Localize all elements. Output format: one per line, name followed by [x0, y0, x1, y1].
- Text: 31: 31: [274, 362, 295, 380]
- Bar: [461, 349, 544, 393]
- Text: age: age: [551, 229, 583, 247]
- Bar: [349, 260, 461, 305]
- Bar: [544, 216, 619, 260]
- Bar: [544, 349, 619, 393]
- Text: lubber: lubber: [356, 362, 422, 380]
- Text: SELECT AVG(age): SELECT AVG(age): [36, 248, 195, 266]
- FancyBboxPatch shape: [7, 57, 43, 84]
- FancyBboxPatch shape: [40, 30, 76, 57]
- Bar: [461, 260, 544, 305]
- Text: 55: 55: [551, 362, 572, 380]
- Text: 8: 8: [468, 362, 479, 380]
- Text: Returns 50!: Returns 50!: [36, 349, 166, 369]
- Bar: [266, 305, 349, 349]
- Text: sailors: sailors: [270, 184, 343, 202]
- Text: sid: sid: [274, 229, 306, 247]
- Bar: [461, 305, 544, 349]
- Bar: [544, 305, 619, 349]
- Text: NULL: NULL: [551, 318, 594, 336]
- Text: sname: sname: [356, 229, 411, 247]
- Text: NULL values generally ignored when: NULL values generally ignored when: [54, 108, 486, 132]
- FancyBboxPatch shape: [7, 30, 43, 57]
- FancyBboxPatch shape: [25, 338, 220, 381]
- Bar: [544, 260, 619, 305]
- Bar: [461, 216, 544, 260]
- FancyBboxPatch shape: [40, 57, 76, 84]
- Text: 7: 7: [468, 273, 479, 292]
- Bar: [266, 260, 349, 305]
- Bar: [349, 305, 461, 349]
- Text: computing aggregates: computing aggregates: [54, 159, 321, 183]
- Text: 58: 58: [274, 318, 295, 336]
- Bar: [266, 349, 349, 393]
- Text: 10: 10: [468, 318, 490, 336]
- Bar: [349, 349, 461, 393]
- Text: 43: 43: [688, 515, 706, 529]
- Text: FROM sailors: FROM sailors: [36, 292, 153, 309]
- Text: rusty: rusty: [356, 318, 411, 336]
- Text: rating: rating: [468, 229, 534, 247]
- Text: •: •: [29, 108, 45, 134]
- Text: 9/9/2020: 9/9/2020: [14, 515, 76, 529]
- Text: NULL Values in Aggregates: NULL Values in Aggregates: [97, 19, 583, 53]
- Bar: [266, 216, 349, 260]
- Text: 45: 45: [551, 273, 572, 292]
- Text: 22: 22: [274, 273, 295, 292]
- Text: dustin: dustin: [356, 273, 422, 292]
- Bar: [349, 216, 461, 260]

━━━━

Reproduce every line of the data above verbatim, with no changes.

= SOLUTION FOR THIS TASK =
Localize all elements. Output format: one per line, name followed by [x0, y0, x1, y1].
- Text: 31: 31: [274, 362, 295, 380]
- Bar: [461, 349, 544, 393]
- Text: age: age: [551, 229, 583, 247]
- Bar: [349, 260, 461, 305]
- Bar: [544, 216, 619, 260]
- Bar: [544, 349, 619, 393]
- Text: lubber: lubber: [356, 362, 422, 380]
- Text: SELECT AVG(age): SELECT AVG(age): [36, 248, 195, 266]
- FancyBboxPatch shape: [7, 57, 43, 84]
- FancyBboxPatch shape: [40, 30, 76, 57]
- Bar: [461, 260, 544, 305]
- Text: 55: 55: [551, 362, 572, 380]
- Text: 8: 8: [468, 362, 479, 380]
- Text: Returns 50!: Returns 50!: [36, 349, 166, 369]
- Bar: [266, 305, 349, 349]
- Text: sailors: sailors: [270, 184, 343, 202]
- Text: sid: sid: [274, 229, 306, 247]
- Bar: [461, 305, 544, 349]
- Bar: [544, 305, 619, 349]
- Text: NULL: NULL: [551, 318, 594, 336]
- Text: sname: sname: [356, 229, 411, 247]
- Text: NULL values generally ignored when: NULL values generally ignored when: [54, 108, 486, 132]
- FancyBboxPatch shape: [7, 30, 43, 57]
- FancyBboxPatch shape: [25, 338, 220, 381]
- Bar: [544, 260, 619, 305]
- Bar: [461, 216, 544, 260]
- FancyBboxPatch shape: [40, 57, 76, 84]
- Text: 7: 7: [468, 273, 479, 292]
- Bar: [266, 260, 349, 305]
- Bar: [349, 305, 461, 349]
- Text: computing aggregates: computing aggregates: [54, 159, 321, 183]
- Text: 58: 58: [274, 318, 295, 336]
- Bar: [266, 349, 349, 393]
- Text: 10: 10: [468, 318, 490, 336]
- Bar: [349, 349, 461, 393]
- Text: 43: 43: [688, 515, 706, 529]
- Text: FROM sailors: FROM sailors: [36, 292, 153, 309]
- Text: rusty: rusty: [356, 318, 411, 336]
- Text: rating: rating: [468, 229, 534, 247]
- Text: •: •: [29, 108, 45, 134]
- Text: 9/9/2020: 9/9/2020: [14, 515, 76, 529]
- Text: NULL Values in Aggregates: NULL Values in Aggregates: [97, 19, 583, 53]
- Bar: [266, 216, 349, 260]
- Text: 45: 45: [551, 273, 572, 292]
- Text: 22: 22: [274, 273, 295, 292]
- Text: dustin: dustin: [356, 273, 422, 292]
- Bar: [349, 216, 461, 260]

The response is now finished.